## JOB
All records below must be retyped exactly.
# Start of LISTED ENTRIES
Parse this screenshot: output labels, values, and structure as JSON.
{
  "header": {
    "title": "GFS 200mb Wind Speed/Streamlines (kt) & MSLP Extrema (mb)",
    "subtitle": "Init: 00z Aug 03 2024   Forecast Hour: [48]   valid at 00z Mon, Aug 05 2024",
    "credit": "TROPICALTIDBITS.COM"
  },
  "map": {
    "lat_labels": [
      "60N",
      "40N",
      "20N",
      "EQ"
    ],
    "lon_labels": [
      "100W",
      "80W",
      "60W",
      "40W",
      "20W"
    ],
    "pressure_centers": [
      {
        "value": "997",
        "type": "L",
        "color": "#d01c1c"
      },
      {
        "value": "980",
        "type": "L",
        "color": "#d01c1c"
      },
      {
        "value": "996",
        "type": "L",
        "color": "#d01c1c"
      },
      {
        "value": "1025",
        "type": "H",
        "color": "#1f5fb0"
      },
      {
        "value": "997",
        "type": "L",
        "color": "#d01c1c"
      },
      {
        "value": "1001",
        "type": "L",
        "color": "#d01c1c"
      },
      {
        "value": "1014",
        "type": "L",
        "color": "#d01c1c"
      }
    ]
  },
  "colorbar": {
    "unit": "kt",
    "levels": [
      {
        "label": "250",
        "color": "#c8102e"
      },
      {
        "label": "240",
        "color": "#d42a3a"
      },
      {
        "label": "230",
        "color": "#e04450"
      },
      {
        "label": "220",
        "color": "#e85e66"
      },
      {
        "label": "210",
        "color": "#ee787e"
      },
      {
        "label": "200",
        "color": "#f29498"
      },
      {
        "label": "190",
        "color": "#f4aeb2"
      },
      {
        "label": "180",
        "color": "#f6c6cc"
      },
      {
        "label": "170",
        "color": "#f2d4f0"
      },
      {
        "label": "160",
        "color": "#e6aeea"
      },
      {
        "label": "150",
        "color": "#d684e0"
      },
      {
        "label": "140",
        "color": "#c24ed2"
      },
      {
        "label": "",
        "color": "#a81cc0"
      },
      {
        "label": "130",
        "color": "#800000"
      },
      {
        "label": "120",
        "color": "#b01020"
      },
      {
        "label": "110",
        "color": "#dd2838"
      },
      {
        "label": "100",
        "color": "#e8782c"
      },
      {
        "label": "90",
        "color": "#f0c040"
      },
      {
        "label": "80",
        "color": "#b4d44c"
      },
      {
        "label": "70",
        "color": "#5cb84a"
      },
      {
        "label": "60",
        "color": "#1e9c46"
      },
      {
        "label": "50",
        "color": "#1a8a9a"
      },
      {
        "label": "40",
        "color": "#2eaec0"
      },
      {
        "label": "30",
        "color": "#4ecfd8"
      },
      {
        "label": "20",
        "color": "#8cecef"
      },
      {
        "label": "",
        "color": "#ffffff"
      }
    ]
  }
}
# End of LISTED ENTRIES
## COMPLETE RESPONSE
Parse this screenshot: output labels, values, and structure as JSON.
{
  "header": {
    "title": "GFS 200mb Wind Speed/Streamlines (kt) & MSLP Extrema (mb)",
    "subtitle": "Init: 00z Aug 03 2024   Forecast Hour: [48]   valid at 00z Mon, Aug 05 2024",
    "credit": "TROPICALTIDBITS.COM"
  },
  "map": {
    "lat_labels": [
      "60N",
      "40N",
      "20N",
      "EQ"
    ],
    "lon_labels": [
      "100W",
      "80W",
      "60W",
      "40W",
      "20W"
    ],
    "pressure_centers": [
      {
        "value": "997",
        "type": "L",
        "color": "#d01c1c"
      },
      {
        "value": "980",
        "type": "L",
        "color": "#d01c1c"
      },
      {
        "value": "996",
        "type": "L",
        "color": "#d01c1c"
      },
      {
        "value": "1025",
        "type": "H",
        "color": "#1f5fb0"
      },
      {
        "value": "997",
        "type": "L",
        "color": "#d01c1c"
      },
      {
        "value": "1001",
        "type": "L",
        "color": "#d01c1c"
      },
      {
        "value": "1014",
        "type": "L",
        "color": "#d01c1c"
      }
    ]
  },
  "colorbar": {
    "unit": "kt",
    "levels": [
      {
        "label": "250",
        "color": "#c8102e"
      },
      {
        "label": "240",
        "color": "#d42a3a"
      },
      {
        "label": "230",
        "color": "#e04450"
      },
      {
        "label": "220",
        "color": "#e85e66"
      },
      {
        "label": "210",
        "color": "#ee787e"
      },
      {
        "label": "200",
        "color": "#f29498"
      },
      {
        "label": "190",
        "color": "#f4aeb2"
      },
      {
        "label": "180",
        "color": "#f6c6cc"
      },
      {
        "label": "170",
        "color": "#f2d4f0"
      },
      {
        "label": "160",
        "color": "#e6aeea"
      },
      {
        "label": "150",
        "color": "#d684e0"
      },
      {
        "label": "140",
        "color": "#c24ed2"
      },
      {
        "label": "",
        "color": "#a81cc0"
      },
      {
        "label": "130",
        "color": "#800000"
      },
      {
        "label": "120",
        "color": "#b01020"
      },
      {
        "label": "110",
        "color": "#dd2838"
      },
      {
        "label": "100",
        "color": "#e8782c"
      },
      {
        "label": "90",
        "color": "#f0c040"
      },
      {
        "label": "80",
        "color": "#b4d44c"
      },
      {
        "label": "70",
        "color": "#5cb84a"
      },
      {
        "label": "60",
        "color": "#1e9c46"
      },
      {
        "label": "50",
        "color": "#1a8a9a"
      },
      {
        "label": "40",
        "color": "#2eaec0"
      },
      {
        "label": "30",
        "color": "#4ecfd8"
      },
      {
        "label": "20",
        "color": "#8cecef"
      },
      {
        "label": "",
        "color": "#ffffff"
      }
    ]
  }
}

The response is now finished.